Problem statement:
Copy out lines with the word "this" from the material that follows.

Data for the task:
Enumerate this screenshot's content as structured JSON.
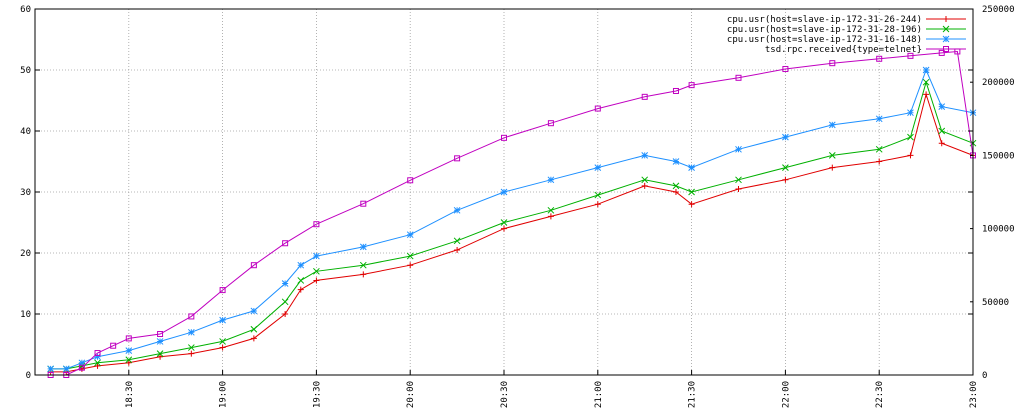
{
  "chart_data": {
    "type": "line",
    "title": "",
    "xlabel": "",
    "ylabel": "",
    "grid": true,
    "legend_placement": "top-right",
    "x_ticks": [
      "18:30",
      "19:00",
      "19:30",
      "20:00",
      "20:30",
      "21:00",
      "21:30",
      "22:00",
      "22:30",
      "23:00"
    ],
    "x_range": [
      "18:00",
      "23:00"
    ],
    "y_left": {
      "range": [
        0,
        60
      ],
      "ticks": [
        "0",
        "10",
        "20",
        "30",
        "40",
        "50",
        "60"
      ]
    },
    "y_right": {
      "range": [
        0,
        250000
      ],
      "ticks": [
        "0",
        "50000",
        "100000",
        "150000",
        "200000",
        "250000"
      ]
    },
    "series": [
      {
        "name": "cpu.usr(host=slave-ip-172-31-26-244)",
        "axis": "left",
        "color": "#e00000",
        "marker": "plus",
        "x": [
          "18:05",
          "18:10",
          "18:15",
          "18:20",
          "18:30",
          "18:40",
          "18:50",
          "19:00",
          "19:10",
          "19:20",
          "19:25",
          "19:30",
          "19:45",
          "20:00",
          "20:15",
          "20:30",
          "20:45",
          "21:00",
          "21:15",
          "21:25",
          "21:30",
          "21:45",
          "22:00",
          "22:15",
          "22:30",
          "22:40",
          "22:45",
          "22:50",
          "23:00"
        ],
        "values": [
          0.5,
          0.5,
          1,
          1.5,
          2,
          3,
          3.5,
          4.5,
          6,
          10,
          14,
          15.5,
          16.5,
          18,
          20.5,
          24,
          26,
          28,
          31,
          30,
          28,
          30.5,
          32,
          34,
          35,
          36,
          46,
          38,
          36
        ]
      },
      {
        "name": "cpu.usr(host=slave-ip-172-31-28-196)",
        "axis": "left",
        "color": "#00b000",
        "marker": "cross",
        "x": [
          "18:05",
          "18:10",
          "18:15",
          "18:20",
          "18:30",
          "18:40",
          "18:50",
          "19:00",
          "19:10",
          "19:20",
          "19:25",
          "19:30",
          "19:45",
          "20:00",
          "20:15",
          "20:30",
          "20:45",
          "21:00",
          "21:15",
          "21:25",
          "21:30",
          "21:45",
          "22:00",
          "22:15",
          "22:30",
          "22:40",
          "22:45",
          "22:50",
          "23:00"
        ],
        "values": [
          1,
          1,
          1.5,
          2,
          2.5,
          3.5,
          4.5,
          5.5,
          7.5,
          12,
          15.5,
          17,
          18,
          19.5,
          22,
          25,
          27,
          29.5,
          32,
          31,
          30,
          32,
          34,
          36,
          37,
          39,
          48,
          40,
          38
        ]
      },
      {
        "name": "cpu.usr(host=slave-ip-172-31-16-148)",
        "axis": "left",
        "color": "#1e90ff",
        "marker": "star",
        "x": [
          "18:05",
          "18:10",
          "18:15",
          "18:20",
          "18:30",
          "18:40",
          "18:50",
          "19:00",
          "19:10",
          "19:20",
          "19:25",
          "19:30",
          "19:45",
          "20:00",
          "20:15",
          "20:30",
          "20:45",
          "21:00",
          "21:15",
          "21:25",
          "21:30",
          "21:45",
          "22:00",
          "22:15",
          "22:30",
          "22:40",
          "22:45",
          "22:50",
          "23:00"
        ],
        "values": [
          1,
          1,
          2,
          3,
          4,
          5.5,
          7,
          9,
          10.5,
          15,
          18,
          19.5,
          21,
          23,
          27,
          30,
          32,
          34,
          36,
          35,
          34,
          37,
          39,
          41,
          42,
          43,
          50,
          44,
          43
        ]
      },
      {
        "name": "tsd.rpc.received{type=telnet}",
        "axis": "right",
        "color": "#c000c0",
        "marker": "square",
        "x": [
          "18:05",
          "18:10",
          "18:15",
          "18:20",
          "18:25",
          "18:30",
          "18:40",
          "18:50",
          "19:00",
          "19:10",
          "19:20",
          "19:30",
          "19:45",
          "20:00",
          "20:15",
          "20:30",
          "20:45",
          "21:00",
          "21:15",
          "21:25",
          "21:30",
          "21:45",
          "22:00",
          "22:15",
          "22:30",
          "22:40",
          "22:50",
          "22:55",
          "23:00"
        ],
        "values": [
          0,
          0,
          5000,
          15000,
          20000,
          25000,
          28000,
          40000,
          58000,
          75000,
          90000,
          103000,
          117000,
          133000,
          148000,
          162000,
          172000,
          182000,
          190000,
          194000,
          198000,
          203000,
          209000,
          213000,
          216000,
          218000,
          220000,
          221000,
          150000
        ]
      }
    ]
  }
}
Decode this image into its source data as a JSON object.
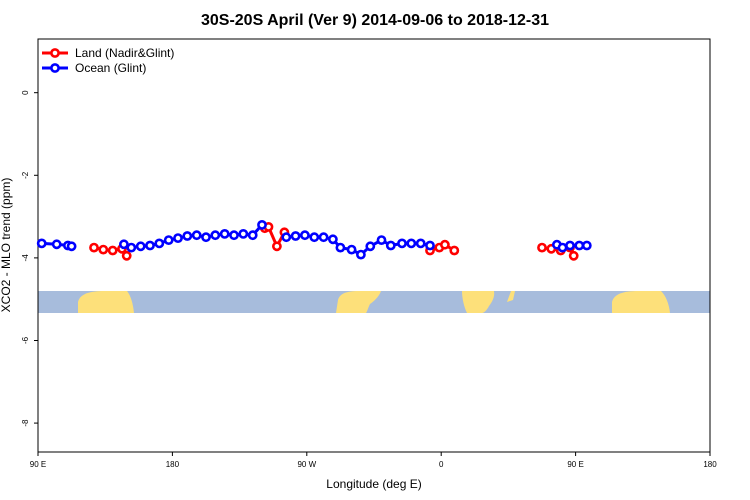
{
  "chart_data": {
    "type": "line",
    "title": "30S-20S April (Ver 9)   2014-09-06 to 2018-12-31",
    "xlabel": "Longitude (deg E)",
    "ylabel": "XCO2 - MLO trend (ppm)",
    "xlim": [
      90,
      450
    ],
    "ylim": [
      -8.7,
      1.3
    ],
    "x_tick_values": [
      90,
      180,
      270,
      360,
      450,
      540
    ],
    "x_tick_labels": [
      "90 E",
      "180",
      "90 W",
      "0",
      "90 E",
      "180"
    ],
    "xticks": [
      90,
      180,
      270,
      360,
      450,
      540
    ],
    "yticks": [
      0,
      -2,
      -4,
      -6,
      -8
    ],
    "ytick_labels": [
      "0",
      "-2",
      "-4",
      "-6",
      "-8"
    ],
    "legend_position": "top-left",
    "grid": false,
    "series": [
      {
        "name": "Land (Nadir&Glint)",
        "color": "#ff0000",
        "segments": [
          [
            [
              120,
              -3.75
            ],
            [
              125,
              -3.8
            ],
            [
              130,
              -3.82
            ],
            [
              135,
              -3.78
            ],
            [
              137.5,
              -3.95
            ]
          ],
          [
            [
              211.5,
              -3.28
            ],
            [
              213.5,
              -3.25
            ],
            [
              218,
              -3.72
            ],
            [
              222,
              -3.38
            ]
          ],
          [
            [
              300,
              -3.82
            ],
            [
              305,
              -3.75
            ],
            [
              308,
              -3.68
            ],
            [
              313,
              -3.82
            ]
          ],
          [
            [
              360,
              -3.75
            ],
            [
              365,
              -3.78
            ],
            [
              370,
              -3.82
            ],
            [
              375,
              -3.75
            ],
            [
              377,
              -3.95
            ]
          ]
        ]
      },
      {
        "name": "Ocean (Glint)",
        "color": "#0000ff",
        "segments": [
          [
            [
              92,
              -3.65
            ],
            [
              100,
              -3.67
            ],
            [
              106,
              -3.7
            ],
            [
              108,
              -3.72
            ]
          ],
          [
            [
              136,
              -3.67
            ],
            [
              140,
              -3.75
            ],
            [
              145,
              -3.72
            ],
            [
              150,
              -3.7
            ],
            [
              155,
              -3.65
            ],
            [
              160,
              -3.57
            ],
            [
              165,
              -3.52
            ],
            [
              170,
              -3.47
            ],
            [
              175,
              -3.45
            ],
            [
              180,
              -3.5
            ],
            [
              185,
              -3.45
            ],
            [
              190,
              -3.42
            ],
            [
              195,
              -3.45
            ],
            [
              200,
              -3.42
            ],
            [
              205,
              -3.45
            ],
            [
              210,
              -3.2
            ]
          ],
          [
            [
              223,
              -3.5
            ],
            [
              228,
              -3.47
            ],
            [
              233,
              -3.45
            ],
            [
              238,
              -3.5
            ],
            [
              243,
              -3.5
            ],
            [
              248,
              -3.55
            ],
            [
              252,
              -3.75
            ],
            [
              258,
              -3.8
            ],
            [
              263,
              -3.92
            ],
            [
              268,
              -3.72
            ],
            [
              274,
              -3.57
            ],
            [
              279,
              -3.7
            ],
            [
              285,
              -3.65
            ],
            [
              290,
              -3.65
            ],
            [
              295,
              -3.65
            ],
            [
              300,
              -3.7
            ]
          ],
          [
            [
              368,
              -3.68
            ],
            [
              371,
              -3.75
            ],
            [
              375,
              -3.7
            ],
            [
              380,
              -3.7
            ],
            [
              384,
              -3.7
            ]
          ]
        ]
      }
    ]
  }
}
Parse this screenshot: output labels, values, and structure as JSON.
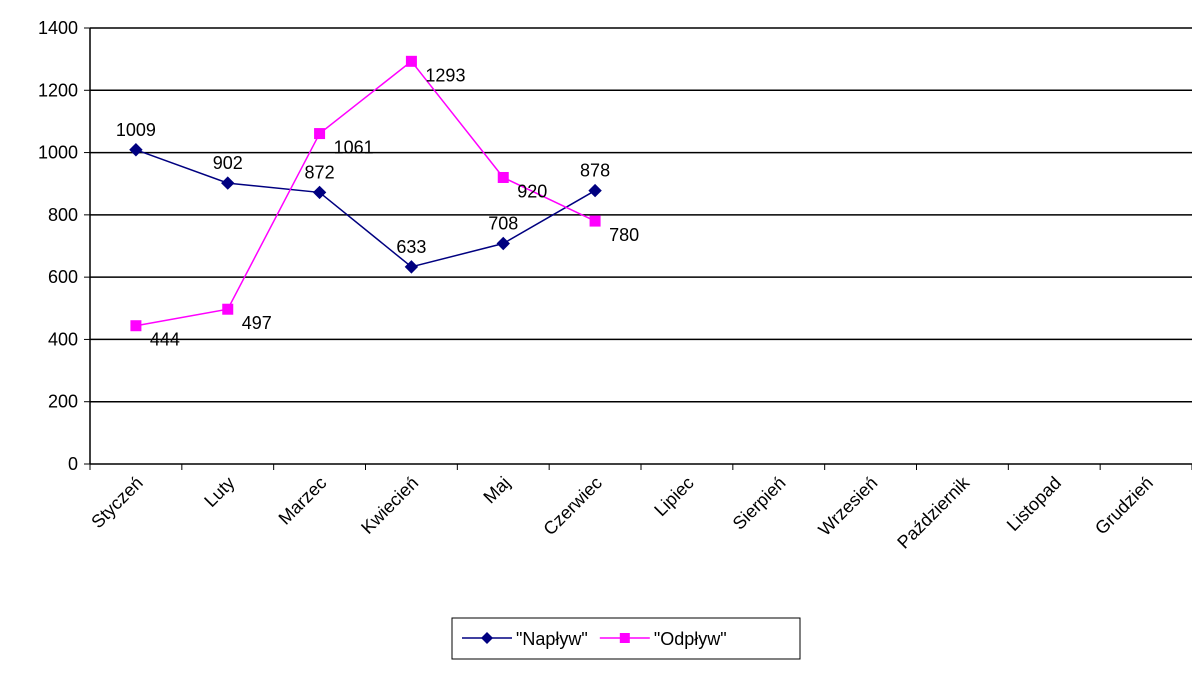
{
  "chart_data": {
    "type": "line",
    "categories": [
      "Styczeń",
      "Luty",
      "Marzec",
      "Kwiecień",
      "Maj",
      "Czerwiec",
      "Lipiec",
      "Sierpień",
      "Wrzesień",
      "Październik",
      "Listopad",
      "Grudzień"
    ],
    "series": [
      {
        "name": "\"Napływ\"",
        "color": "#000080",
        "marker": "diamond",
        "values": [
          1009,
          902,
          872,
          633,
          708,
          878,
          null,
          null,
          null,
          null,
          null,
          null
        ]
      },
      {
        "name": "\"Odpływ\"",
        "color": "#ff00ff",
        "marker": "square",
        "values": [
          444,
          497,
          1061,
          1293,
          920,
          780,
          null,
          null,
          null,
          null,
          null,
          null
        ]
      }
    ],
    "ylim": [
      0,
      1400
    ],
    "yticks": [
      0,
      200,
      400,
      600,
      800,
      1000,
      1200,
      1400
    ],
    "grid": true,
    "legend": "bottom"
  }
}
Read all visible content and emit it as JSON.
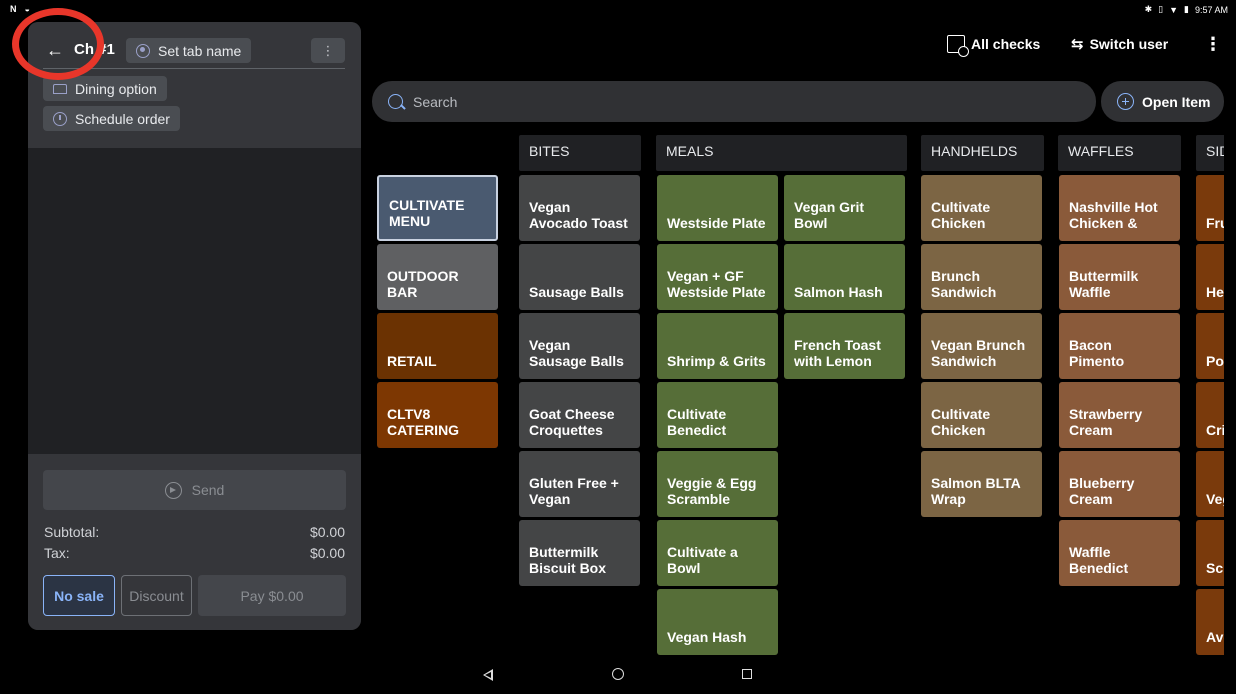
{
  "status_bar": {
    "left_icons": [
      "n-icon",
      "shield-icon"
    ],
    "time": "9:57 AM"
  },
  "order_panel": {
    "check_title": "Ch #1",
    "tab_name_label": "Set tab name",
    "more_label": "⋮",
    "dining_option_label": "Dining option",
    "schedule_order_label": "Schedule order",
    "send_label": "Send",
    "subtotal_label": "Subtotal:",
    "subtotal_value": "$0.00",
    "tax_label": "Tax:",
    "tax_value": "$0.00",
    "no_sale_label": "No sale",
    "discount_label": "Discount",
    "pay_label": "Pay $0.00"
  },
  "header": {
    "all_checks_label": "All checks",
    "switch_user_label": "Switch user",
    "more_label": "⋮"
  },
  "search": {
    "placeholder": "Search",
    "open_item_label": "Open Item"
  },
  "colors": {
    "highlight": "#e8362a",
    "accent": "#8ab4f8",
    "cultivate_menu": "#4a5a70",
    "outdoor_bar": "#5f6062",
    "retail": "#6b3202",
    "catering": "#7d3702",
    "bites": "#444546",
    "meals": "#566e38",
    "handhelds": "#7c6544",
    "waffles": "#8a5a3a",
    "sides": "#7a3a0c"
  },
  "menu_groups": [
    {
      "label": "CULTIVATE MENU",
      "selected": true
    },
    {
      "label": "OUTDOOR BAR",
      "selected": false
    },
    {
      "label": "RETAIL",
      "selected": false
    },
    {
      "label": "CLTV8 CATERING",
      "selected": false
    }
  ],
  "categories": [
    {
      "name": "BITES",
      "items": [
        "Vegan Avocado Toast",
        "Sausage Balls",
        "Vegan Sausage Balls",
        "Goat Cheese Croquettes",
        "Gluten Free + Vegan Beignets",
        "Buttermilk Biscuit Box"
      ]
    },
    {
      "name": "MEALS",
      "items": [
        "Westside Plate",
        "Vegan Grit Bowl",
        "Vegan + GF Westside Plate",
        "Salmon Hash",
        "Shrimp & Grits",
        "French Toast with Lemon W...",
        "Cultivate Benedict",
        "Veggie & Egg Scramble",
        "Cultivate a Bowl",
        "Vegan Hash"
      ]
    },
    {
      "name": "HANDHELDS",
      "items": [
        "Cultivate Chicken Biscuit",
        "Brunch Sandwich",
        "Vegan Brunch Sandwich",
        "Cultivate Chicken Sand...",
        "Salmon BLTA Wrap"
      ]
    },
    {
      "name": "WAFFLES",
      "items": [
        "Nashville Hot Chicken & Waf...",
        "Buttermilk Waffle",
        "Bacon Pimento Cheese Waffle",
        "Strawberry Cream Chees...",
        "Blueberry Cream Chees...",
        "Waffle Benedict"
      ]
    },
    {
      "name": "SID",
      "items": [
        "Fru",
        "He Tor",
        "Po Ca",
        "Cri",
        "Veg Gri",
        "Sci Pin",
        "Avo"
      ]
    }
  ]
}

The output:
Enumerate this screenshot's content as structured JSON.
Decode this image into its source data as a JSON object.
Parse this screenshot: output labels, values, and structure as JSON.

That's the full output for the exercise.